**RECORDS SUPPLIED**
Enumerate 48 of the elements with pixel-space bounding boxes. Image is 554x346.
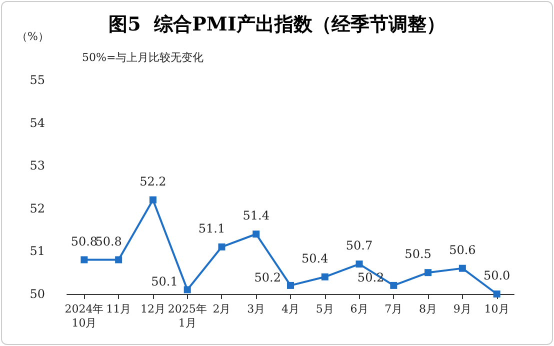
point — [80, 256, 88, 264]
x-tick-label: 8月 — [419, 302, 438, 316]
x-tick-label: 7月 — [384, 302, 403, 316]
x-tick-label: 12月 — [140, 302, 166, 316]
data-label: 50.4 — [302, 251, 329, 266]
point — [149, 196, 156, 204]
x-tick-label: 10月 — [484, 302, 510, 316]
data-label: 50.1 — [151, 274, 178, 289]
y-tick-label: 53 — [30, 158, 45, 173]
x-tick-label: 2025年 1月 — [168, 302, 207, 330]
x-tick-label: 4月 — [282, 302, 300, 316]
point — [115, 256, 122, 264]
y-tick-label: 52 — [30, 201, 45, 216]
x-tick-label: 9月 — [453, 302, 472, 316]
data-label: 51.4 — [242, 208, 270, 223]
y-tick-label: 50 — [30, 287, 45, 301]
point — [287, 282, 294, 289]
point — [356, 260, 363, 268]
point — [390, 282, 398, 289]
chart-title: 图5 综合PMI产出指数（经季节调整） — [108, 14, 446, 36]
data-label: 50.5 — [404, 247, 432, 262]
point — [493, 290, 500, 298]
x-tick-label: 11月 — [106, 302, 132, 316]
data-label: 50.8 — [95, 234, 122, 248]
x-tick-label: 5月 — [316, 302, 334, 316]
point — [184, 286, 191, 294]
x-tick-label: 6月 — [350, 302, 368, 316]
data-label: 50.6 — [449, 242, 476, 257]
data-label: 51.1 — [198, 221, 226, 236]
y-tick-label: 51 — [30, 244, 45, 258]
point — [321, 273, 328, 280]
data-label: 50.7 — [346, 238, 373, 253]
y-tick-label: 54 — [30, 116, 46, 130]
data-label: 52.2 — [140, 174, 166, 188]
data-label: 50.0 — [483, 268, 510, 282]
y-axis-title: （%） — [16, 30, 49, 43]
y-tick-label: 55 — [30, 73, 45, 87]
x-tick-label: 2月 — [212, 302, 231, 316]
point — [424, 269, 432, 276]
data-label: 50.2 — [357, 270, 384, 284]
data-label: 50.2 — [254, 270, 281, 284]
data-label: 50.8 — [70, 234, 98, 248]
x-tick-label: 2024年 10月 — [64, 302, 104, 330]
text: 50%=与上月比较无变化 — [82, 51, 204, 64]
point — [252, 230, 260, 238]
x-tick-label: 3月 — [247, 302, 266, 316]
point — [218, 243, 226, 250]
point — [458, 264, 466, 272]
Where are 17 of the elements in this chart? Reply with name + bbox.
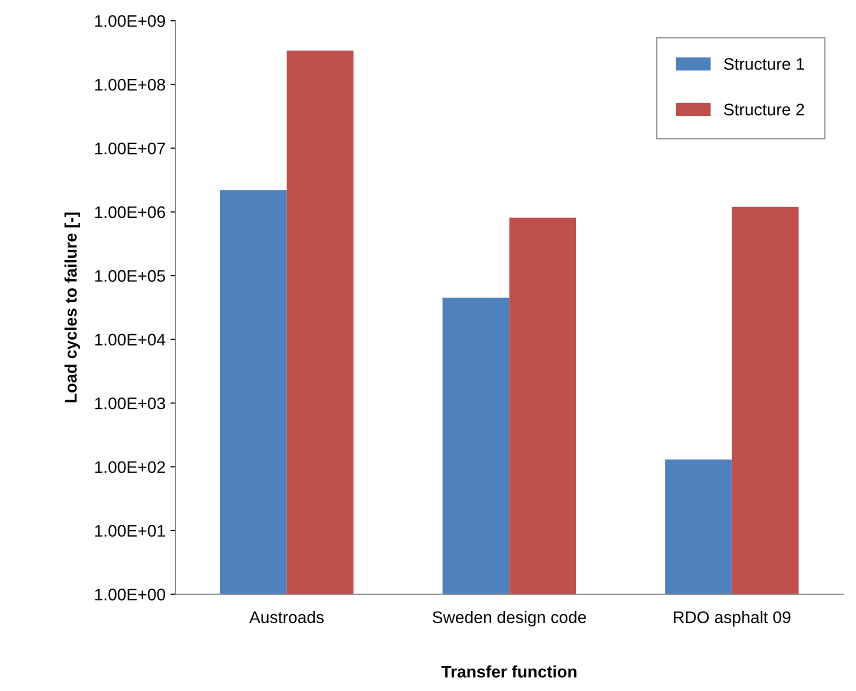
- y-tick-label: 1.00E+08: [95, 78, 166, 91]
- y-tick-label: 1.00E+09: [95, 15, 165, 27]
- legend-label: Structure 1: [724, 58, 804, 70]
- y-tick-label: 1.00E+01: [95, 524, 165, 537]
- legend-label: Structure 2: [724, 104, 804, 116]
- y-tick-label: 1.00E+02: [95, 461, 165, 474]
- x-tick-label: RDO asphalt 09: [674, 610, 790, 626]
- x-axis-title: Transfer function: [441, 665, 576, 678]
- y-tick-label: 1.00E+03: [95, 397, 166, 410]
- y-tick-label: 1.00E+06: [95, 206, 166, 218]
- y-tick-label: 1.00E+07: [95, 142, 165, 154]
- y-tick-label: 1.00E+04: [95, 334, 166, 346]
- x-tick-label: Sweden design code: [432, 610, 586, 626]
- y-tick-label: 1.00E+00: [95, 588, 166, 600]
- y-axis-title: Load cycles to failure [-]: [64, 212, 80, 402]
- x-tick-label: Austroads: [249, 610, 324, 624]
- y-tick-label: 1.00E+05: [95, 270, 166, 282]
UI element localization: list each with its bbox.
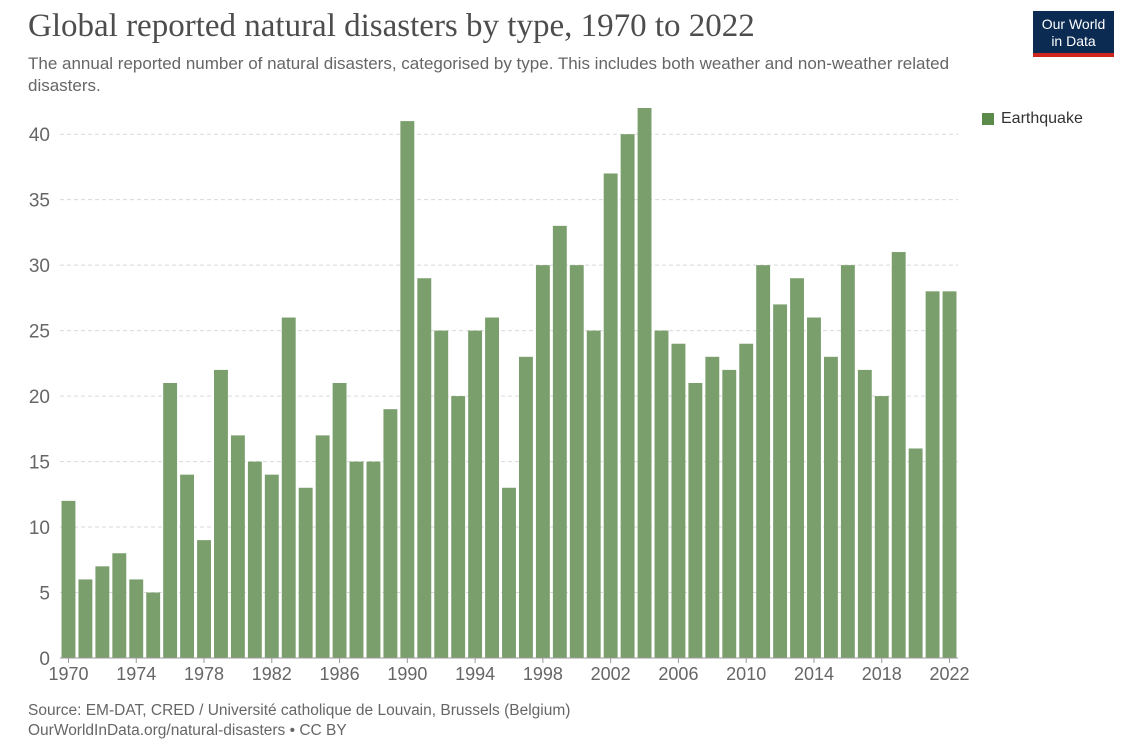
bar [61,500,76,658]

**DIRECTION**
Reproduce the lines above verbatim. Begin at the line that has "- y-tick-label: 1.00E+08: [95, 78, 166, 91]" and stop after the line that has "- y-tick-label: 1.00E+00: [95, 588, 166, 600]".

**SOLUTION TO THIS TASK**
- y-tick-label: 1.00E+08: [95, 78, 166, 91]
- y-tick-label: 1.00E+09: [95, 15, 165, 27]
- legend-label: Structure 1: [724, 58, 804, 70]
- y-tick-label: 1.00E+01: [95, 524, 165, 537]
- legend-label: Structure 2: [724, 104, 804, 116]
- y-tick-label: 1.00E+02: [95, 461, 165, 474]
- x-tick-label: RDO asphalt 09: [674, 610, 790, 626]
- x-axis-title: Transfer function: [441, 665, 576, 678]
- y-tick-label: 1.00E+03: [95, 397, 166, 410]
- y-tick-label: 1.00E+06: [95, 206, 166, 218]
- y-tick-label: 1.00E+07: [95, 142, 165, 154]
- y-tick-label: 1.00E+04: [95, 334, 166, 346]
- x-tick-label: Sweden design code: [432, 610, 586, 626]
- y-tick-label: 1.00E+00: [95, 588, 166, 600]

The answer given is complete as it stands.